Aim: Copy out every line of the material below word for word, without any changes.

Dataset records:
---------------

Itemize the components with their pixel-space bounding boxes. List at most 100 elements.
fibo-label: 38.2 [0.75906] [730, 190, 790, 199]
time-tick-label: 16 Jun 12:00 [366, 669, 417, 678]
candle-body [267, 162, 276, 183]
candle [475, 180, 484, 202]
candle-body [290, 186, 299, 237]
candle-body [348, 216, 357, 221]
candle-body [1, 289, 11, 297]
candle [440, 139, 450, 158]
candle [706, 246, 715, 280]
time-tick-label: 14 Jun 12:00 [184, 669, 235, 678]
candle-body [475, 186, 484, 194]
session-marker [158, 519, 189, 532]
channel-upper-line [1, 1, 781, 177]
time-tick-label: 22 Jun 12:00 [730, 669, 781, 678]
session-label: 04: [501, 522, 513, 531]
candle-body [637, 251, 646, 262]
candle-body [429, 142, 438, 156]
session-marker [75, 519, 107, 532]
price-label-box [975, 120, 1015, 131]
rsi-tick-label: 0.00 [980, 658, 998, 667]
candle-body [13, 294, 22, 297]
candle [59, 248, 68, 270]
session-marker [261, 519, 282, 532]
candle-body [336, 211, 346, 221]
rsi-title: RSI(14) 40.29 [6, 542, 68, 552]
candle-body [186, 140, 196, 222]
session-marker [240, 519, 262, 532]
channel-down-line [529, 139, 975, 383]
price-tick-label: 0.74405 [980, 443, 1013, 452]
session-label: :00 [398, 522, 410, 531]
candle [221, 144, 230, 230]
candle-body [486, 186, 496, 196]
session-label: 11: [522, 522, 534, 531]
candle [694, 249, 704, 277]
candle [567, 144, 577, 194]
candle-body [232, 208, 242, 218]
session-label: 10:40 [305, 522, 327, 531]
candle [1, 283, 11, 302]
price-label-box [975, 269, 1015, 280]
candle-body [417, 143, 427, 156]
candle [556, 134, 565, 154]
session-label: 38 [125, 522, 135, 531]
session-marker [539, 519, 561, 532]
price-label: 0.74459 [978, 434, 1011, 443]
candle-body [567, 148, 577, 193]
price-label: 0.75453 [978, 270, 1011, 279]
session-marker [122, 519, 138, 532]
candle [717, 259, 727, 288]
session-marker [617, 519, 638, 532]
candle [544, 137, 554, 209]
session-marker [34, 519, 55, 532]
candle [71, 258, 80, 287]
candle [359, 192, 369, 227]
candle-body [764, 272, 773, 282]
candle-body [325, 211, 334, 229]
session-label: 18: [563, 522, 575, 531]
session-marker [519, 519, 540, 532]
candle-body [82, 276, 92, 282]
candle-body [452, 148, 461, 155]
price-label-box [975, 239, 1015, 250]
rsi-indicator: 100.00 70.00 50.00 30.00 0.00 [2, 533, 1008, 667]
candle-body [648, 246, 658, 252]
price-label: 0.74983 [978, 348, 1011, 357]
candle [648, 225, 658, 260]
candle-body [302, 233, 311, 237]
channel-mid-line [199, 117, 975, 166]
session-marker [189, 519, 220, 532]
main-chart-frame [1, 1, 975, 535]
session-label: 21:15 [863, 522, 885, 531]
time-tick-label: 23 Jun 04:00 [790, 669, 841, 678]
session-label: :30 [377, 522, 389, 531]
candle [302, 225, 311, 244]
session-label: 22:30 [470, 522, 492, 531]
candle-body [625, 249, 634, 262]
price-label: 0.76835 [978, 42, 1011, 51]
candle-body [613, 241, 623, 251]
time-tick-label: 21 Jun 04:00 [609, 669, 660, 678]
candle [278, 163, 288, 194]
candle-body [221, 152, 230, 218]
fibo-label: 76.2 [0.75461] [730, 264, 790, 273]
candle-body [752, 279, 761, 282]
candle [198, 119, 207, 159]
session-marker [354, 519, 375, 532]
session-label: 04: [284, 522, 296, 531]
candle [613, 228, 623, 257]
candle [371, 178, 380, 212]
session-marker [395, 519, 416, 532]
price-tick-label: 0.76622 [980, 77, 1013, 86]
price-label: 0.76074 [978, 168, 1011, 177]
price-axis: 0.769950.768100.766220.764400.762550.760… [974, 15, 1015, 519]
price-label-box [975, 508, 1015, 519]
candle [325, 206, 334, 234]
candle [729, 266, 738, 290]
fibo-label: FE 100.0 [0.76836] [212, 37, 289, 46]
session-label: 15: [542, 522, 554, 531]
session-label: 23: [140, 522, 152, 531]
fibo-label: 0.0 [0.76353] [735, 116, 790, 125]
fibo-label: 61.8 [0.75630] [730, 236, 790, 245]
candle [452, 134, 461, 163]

---------------

Task answer:
Itemize the components with their pixel-space bounding boxes. List at most 100 elements.
fibo-label: 38.2 [0.75906] [730, 190, 790, 199]
time-tick-label: 16 Jun 12:00 [366, 669, 417, 678]
candle-body [267, 162, 276, 183]
candle [475, 180, 484, 202]
candle-body [290, 186, 299, 237]
candle-body [348, 216, 357, 221]
candle-body [1, 289, 11, 297]
candle [440, 139, 450, 158]
candle [706, 246, 715, 280]
time-tick-label: 14 Jun 12:00 [184, 669, 235, 678]
candle-body [475, 186, 484, 194]
session-marker [158, 519, 189, 532]
channel-upper-line [1, 1, 781, 177]
time-tick-label: 22 Jun 12:00 [730, 669, 781, 678]
session-label: 04: [501, 522, 513, 531]
candle-body [637, 251, 646, 262]
candle-body [429, 142, 438, 156]
session-marker [75, 519, 107, 532]
price-label-box [975, 120, 1015, 131]
rsi-tick-label: 0.00 [980, 658, 998, 667]
candle-body [13, 294, 22, 297]
candle [59, 248, 68, 270]
session-marker [261, 519, 282, 532]
candle-body [336, 211, 346, 221]
rsi-title: RSI(14) 40.29 [6, 542, 68, 552]
candle-body [186, 140, 196, 222]
session-marker [240, 519, 262, 532]
channel-down-line [529, 139, 975, 383]
price-tick-label: 0.74405 [980, 443, 1013, 452]
session-label: :00 [398, 522, 410, 531]
candle [221, 144, 230, 230]
candle-body [486, 186, 496, 196]
session-label: 11: [522, 522, 534, 531]
candle [694, 249, 704, 277]
candle [567, 144, 577, 194]
candle-body [232, 208, 242, 218]
session-label: 10:40 [305, 522, 327, 531]
candle [1, 283, 11, 302]
price-label-box [975, 269, 1015, 280]
candle-body [417, 143, 427, 156]
candle [556, 134, 565, 154]
session-label: 38 [125, 522, 135, 531]
session-marker [539, 519, 561, 532]
price-label: 0.74459 [978, 434, 1011, 443]
candle-body [567, 148, 577, 193]
price-label: 0.75453 [978, 270, 1011, 279]
session-marker [122, 519, 138, 532]
candle [717, 259, 727, 288]
session-marker [617, 519, 638, 532]
candle [544, 137, 554, 209]
session-marker [34, 519, 55, 532]
candle [71, 258, 80, 287]
candle [359, 192, 369, 227]
candle-body [764, 272, 773, 282]
candle-body [325, 211, 334, 229]
session-label: 18: [563, 522, 575, 531]
session-marker [519, 519, 540, 532]
candle-body [82, 276, 92, 282]
candle-body [452, 148, 461, 155]
price-label-box [975, 239, 1015, 250]
rsi-indicator: 100.00 70.00 50.00 30.00 0.00 [2, 533, 1008, 667]
candle-body [648, 246, 658, 252]
price-label: 0.74983 [978, 348, 1011, 357]
candle [648, 225, 658, 260]
candle-body [302, 233, 311, 237]
channel-mid-line [199, 117, 975, 166]
session-marker [189, 519, 220, 532]
main-chart-frame [1, 1, 975, 535]
session-label: 21:15 [863, 522, 885, 531]
time-tick-label: 23 Jun 04:00 [790, 669, 841, 678]
session-label: :30 [377, 522, 389, 531]
candle [302, 225, 311, 244]
session-label: 22:30 [470, 522, 492, 531]
candle-body [625, 249, 634, 262]
price-label: 0.76835 [978, 42, 1011, 51]
candle-body [613, 241, 623, 251]
time-tick-label: 21 Jun 04:00 [609, 669, 660, 678]
candle [278, 163, 288, 194]
candle-body [221, 152, 230, 218]
fibo-label: 76.2 [0.75461] [730, 264, 790, 273]
candle-body [752, 279, 761, 282]
candle [198, 119, 207, 159]
session-marker [354, 519, 375, 532]
session-label: 04: [284, 522, 296, 531]
candle [613, 228, 623, 257]
candle [371, 178, 380, 212]
session-marker [395, 519, 416, 532]
price-tick-label: 0.76622 [980, 77, 1013, 86]
price-label: 0.76074 [978, 168, 1011, 177]
price-axis: 0.769950.768100.766220.764400.762550.760… [974, 15, 1015, 519]
price-label-box [975, 508, 1015, 519]
candle [325, 206, 334, 234]
candle [729, 266, 738, 290]
fibo-label: FE 100.0 [0.76836] [212, 37, 289, 46]
session-label: 15: [542, 522, 554, 531]
session-label: 23: [140, 522, 152, 531]
fibo-label: 0.0 [0.76353] [735, 116, 790, 125]
fibo-label: 61.8 [0.75630] [730, 236, 790, 245]
candle [452, 134, 461, 163]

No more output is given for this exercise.